[Requirements] Without the pictures, write out all the lines below exactly as they appear.
*** Given data
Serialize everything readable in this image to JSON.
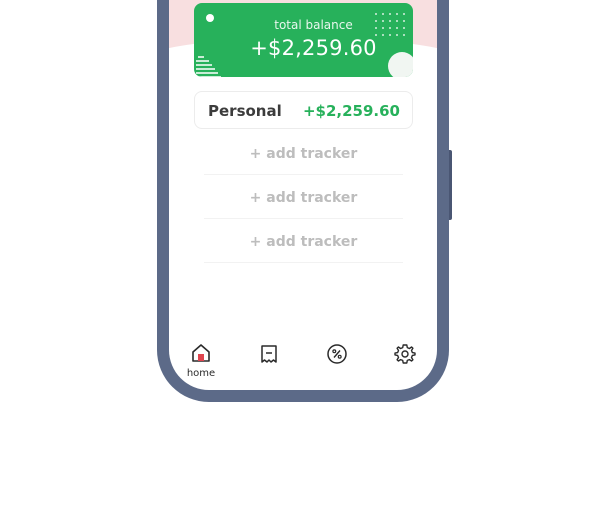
{
  "balance_card": {
    "label": "total balance",
    "amount": "+$2,259.60"
  },
  "trackers": [
    {
      "name": "Personal",
      "amount": "+$2,259.60"
    }
  ],
  "add_tracker_label": "+ add tracker",
  "add_tracker_rows": [
    "+ add tracker",
    "+ add tracker",
    "+ add tracker"
  ],
  "bottom_nav": [
    {
      "label": "home",
      "icon": "home-icon",
      "active": true
    },
    {
      "label": "",
      "icon": "receipt-icon",
      "active": false
    },
    {
      "label": "",
      "icon": "percent-icon",
      "active": false
    },
    {
      "label": "",
      "icon": "gear-icon",
      "active": false
    }
  ],
  "colors": {
    "accent_green": "#27b15b",
    "phone_frame": "#5c6a88",
    "header_pink": "#f8dfe0",
    "home_icon_red": "#e0454f"
  }
}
******
[Completed exercise]
Serialize everything readable in this image to JSON.
{
  "balance_card": {
    "label": "total balance",
    "amount": "+$2,259.60"
  },
  "trackers": [
    {
      "name": "Personal",
      "amount": "+$2,259.60"
    }
  ],
  "add_tracker_label": "+ add tracker",
  "add_tracker_rows": [
    "+ add tracker",
    "+ add tracker",
    "+ add tracker"
  ],
  "bottom_nav": [
    {
      "label": "home",
      "icon": "home-icon",
      "active": true
    },
    {
      "label": "",
      "icon": "receipt-icon",
      "active": false
    },
    {
      "label": "",
      "icon": "percent-icon",
      "active": false
    },
    {
      "label": "",
      "icon": "gear-icon",
      "active": false
    }
  ],
  "colors": {
    "accent_green": "#27b15b",
    "phone_frame": "#5c6a88",
    "header_pink": "#f8dfe0",
    "home_icon_red": "#e0454f"
  }
}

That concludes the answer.